• _WHAT NEEDS TO BE DONE_
Nothing may be dropped or altered: reproduce all the data.

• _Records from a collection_

--- BEGIN ---

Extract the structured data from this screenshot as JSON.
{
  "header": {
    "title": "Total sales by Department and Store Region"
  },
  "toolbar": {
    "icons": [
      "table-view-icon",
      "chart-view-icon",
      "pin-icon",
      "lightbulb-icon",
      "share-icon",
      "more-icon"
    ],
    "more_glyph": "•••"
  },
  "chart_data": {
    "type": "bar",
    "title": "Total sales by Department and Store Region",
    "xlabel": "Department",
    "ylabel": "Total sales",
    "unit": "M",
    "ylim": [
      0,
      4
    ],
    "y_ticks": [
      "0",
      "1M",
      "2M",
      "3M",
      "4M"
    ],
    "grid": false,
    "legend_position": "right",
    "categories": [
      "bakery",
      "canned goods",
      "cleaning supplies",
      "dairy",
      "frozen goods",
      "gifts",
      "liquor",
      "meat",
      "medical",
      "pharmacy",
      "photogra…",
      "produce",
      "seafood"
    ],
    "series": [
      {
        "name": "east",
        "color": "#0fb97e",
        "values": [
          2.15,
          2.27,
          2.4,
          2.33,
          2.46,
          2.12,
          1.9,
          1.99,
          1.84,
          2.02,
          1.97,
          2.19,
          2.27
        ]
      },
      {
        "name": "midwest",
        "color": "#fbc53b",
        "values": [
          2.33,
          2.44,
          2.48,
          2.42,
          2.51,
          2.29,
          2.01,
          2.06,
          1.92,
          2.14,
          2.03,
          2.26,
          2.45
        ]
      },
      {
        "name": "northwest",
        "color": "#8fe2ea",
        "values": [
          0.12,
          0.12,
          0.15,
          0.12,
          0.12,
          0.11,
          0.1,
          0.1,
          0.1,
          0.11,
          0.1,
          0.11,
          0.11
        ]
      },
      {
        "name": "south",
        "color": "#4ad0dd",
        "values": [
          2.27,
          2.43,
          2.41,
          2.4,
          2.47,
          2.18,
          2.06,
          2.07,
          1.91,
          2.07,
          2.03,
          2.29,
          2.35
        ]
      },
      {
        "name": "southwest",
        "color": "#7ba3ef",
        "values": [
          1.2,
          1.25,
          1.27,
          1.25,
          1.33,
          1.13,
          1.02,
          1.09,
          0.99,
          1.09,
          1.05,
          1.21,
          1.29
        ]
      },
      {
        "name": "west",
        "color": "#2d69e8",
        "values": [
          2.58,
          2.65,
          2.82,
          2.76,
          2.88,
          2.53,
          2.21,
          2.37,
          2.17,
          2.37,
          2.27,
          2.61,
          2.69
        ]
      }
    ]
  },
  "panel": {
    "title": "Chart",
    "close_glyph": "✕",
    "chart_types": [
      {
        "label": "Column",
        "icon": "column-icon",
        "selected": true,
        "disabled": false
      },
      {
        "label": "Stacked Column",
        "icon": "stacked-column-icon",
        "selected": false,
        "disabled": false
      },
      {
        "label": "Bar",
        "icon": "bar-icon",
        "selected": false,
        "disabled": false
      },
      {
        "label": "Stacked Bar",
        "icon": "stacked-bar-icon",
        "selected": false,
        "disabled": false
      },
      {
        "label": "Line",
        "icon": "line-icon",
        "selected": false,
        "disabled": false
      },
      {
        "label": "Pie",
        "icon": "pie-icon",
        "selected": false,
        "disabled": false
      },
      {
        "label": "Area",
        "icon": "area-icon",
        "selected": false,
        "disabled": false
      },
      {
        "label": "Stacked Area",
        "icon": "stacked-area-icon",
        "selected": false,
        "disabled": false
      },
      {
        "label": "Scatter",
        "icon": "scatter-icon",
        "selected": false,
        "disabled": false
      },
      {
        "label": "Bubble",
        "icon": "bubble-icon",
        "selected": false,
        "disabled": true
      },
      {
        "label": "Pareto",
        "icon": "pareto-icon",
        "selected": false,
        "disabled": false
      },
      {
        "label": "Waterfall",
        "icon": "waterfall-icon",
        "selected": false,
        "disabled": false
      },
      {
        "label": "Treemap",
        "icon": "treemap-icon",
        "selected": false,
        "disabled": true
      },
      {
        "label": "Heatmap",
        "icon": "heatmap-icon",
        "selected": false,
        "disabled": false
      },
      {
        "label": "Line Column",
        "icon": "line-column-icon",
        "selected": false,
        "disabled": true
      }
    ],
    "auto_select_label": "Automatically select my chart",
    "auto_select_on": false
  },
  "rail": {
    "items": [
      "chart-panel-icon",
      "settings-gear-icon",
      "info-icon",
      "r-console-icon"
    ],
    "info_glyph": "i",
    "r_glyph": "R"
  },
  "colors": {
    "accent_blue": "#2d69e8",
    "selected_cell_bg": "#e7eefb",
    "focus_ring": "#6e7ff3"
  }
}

--- END ---

• _RIGHT ANSWER_
Extract the structured data from this screenshot as JSON.
{
  "header": {
    "title": "Total sales by Department and Store Region"
  },
  "toolbar": {
    "icons": [
      "table-view-icon",
      "chart-view-icon",
      "pin-icon",
      "lightbulb-icon",
      "share-icon",
      "more-icon"
    ],
    "more_glyph": "•••"
  },
  "chart_data": {
    "type": "bar",
    "title": "Total sales by Department and Store Region",
    "xlabel": "Department",
    "ylabel": "Total sales",
    "unit": "M",
    "ylim": [
      0,
      4
    ],
    "y_ticks": [
      "0",
      "1M",
      "2M",
      "3M",
      "4M"
    ],
    "grid": false,
    "legend_position": "right",
    "categories": [
      "bakery",
      "canned goods",
      "cleaning supplies",
      "dairy",
      "frozen goods",
      "gifts",
      "liquor",
      "meat",
      "medical",
      "pharmacy",
      "photogra…",
      "produce",
      "seafood"
    ],
    "series": [
      {
        "name": "east",
        "color": "#0fb97e",
        "values": [
          2.15,
          2.27,
          2.4,
          2.33,
          2.46,
          2.12,
          1.9,
          1.99,
          1.84,
          2.02,
          1.97,
          2.19,
          2.27
        ]
      },
      {
        "name": "midwest",
        "color": "#fbc53b",
        "values": [
          2.33,
          2.44,
          2.48,
          2.42,
          2.51,
          2.29,
          2.01,
          2.06,
          1.92,
          2.14,
          2.03,
          2.26,
          2.45
        ]
      },
      {
        "name": "northwest",
        "color": "#8fe2ea",
        "values": [
          0.12,
          0.12,
          0.15,
          0.12,
          0.12,
          0.11,
          0.1,
          0.1,
          0.1,
          0.11,
          0.1,
          0.11,
          0.11
        ]
      },
      {
        "name": "south",
        "color": "#4ad0dd",
        "values": [
          2.27,
          2.43,
          2.41,
          2.4,
          2.47,
          2.18,
          2.06,
          2.07,
          1.91,
          2.07,
          2.03,
          2.29,
          2.35
        ]
      },
      {
        "name": "southwest",
        "color": "#7ba3ef",
        "values": [
          1.2,
          1.25,
          1.27,
          1.25,
          1.33,
          1.13,
          1.02,
          1.09,
          0.99,
          1.09,
          1.05,
          1.21,
          1.29
        ]
      },
      {
        "name": "west",
        "color": "#2d69e8",
        "values": [
          2.58,
          2.65,
          2.82,
          2.76,
          2.88,
          2.53,
          2.21,
          2.37,
          2.17,
          2.37,
          2.27,
          2.61,
          2.69
        ]
      }
    ]
  },
  "panel": {
    "title": "Chart",
    "close_glyph": "✕",
    "chart_types": [
      {
        "label": "Column",
        "icon": "column-icon",
        "selected": true,
        "disabled": false
      },
      {
        "label": "Stacked Column",
        "icon": "stacked-column-icon",
        "selected": false,
        "disabled": false
      },
      {
        "label": "Bar",
        "icon": "bar-icon",
        "selected": false,
        "disabled": false
      },
      {
        "label": "Stacked Bar",
        "icon": "stacked-bar-icon",
        "selected": false,
        "disabled": false
      },
      {
        "label": "Line",
        "icon": "line-icon",
        "selected": false,
        "disabled": false
      },
      {
        "label": "Pie",
        "icon": "pie-icon",
        "selected": false,
        "disabled": false
      },
      {
        "label": "Area",
        "icon": "area-icon",
        "selected": false,
        "disabled": false
      },
      {
        "label": "Stacked Area",
        "icon": "stacked-area-icon",
        "selected": false,
        "disabled": false
      },
      {
        "label": "Scatter",
        "icon": "scatter-icon",
        "selected": false,
        "disabled": false
      },
      {
        "label": "Bubble",
        "icon": "bubble-icon",
        "selected": false,
        "disabled": true
      },
      {
        "label": "Pareto",
        "icon": "pareto-icon",
        "selected": false,
        "disabled": false
      },
      {
        "label": "Waterfall",
        "icon": "waterfall-icon",
        "selected": false,
        "disabled": false
      },
      {
        "label": "Treemap",
        "icon": "treemap-icon",
        "selected": false,
        "disabled": true
      },
      {
        "label": "Heatmap",
        "icon": "heatmap-icon",
        "selected": false,
        "disabled": false
      },
      {
        "label": "Line Column",
        "icon": "line-column-icon",
        "selected": false,
        "disabled": true
      }
    ],
    "auto_select_label": "Automatically select my chart",
    "auto_select_on": false
  },
  "rail": {
    "items": [
      "chart-panel-icon",
      "settings-gear-icon",
      "info-icon",
      "r-console-icon"
    ],
    "info_glyph": "i",
    "r_glyph": "R"
  },
  "colors": {
    "accent_blue": "#2d69e8",
    "selected_cell_bg": "#e7eefb",
    "focus_ring": "#6e7ff3"
  }
}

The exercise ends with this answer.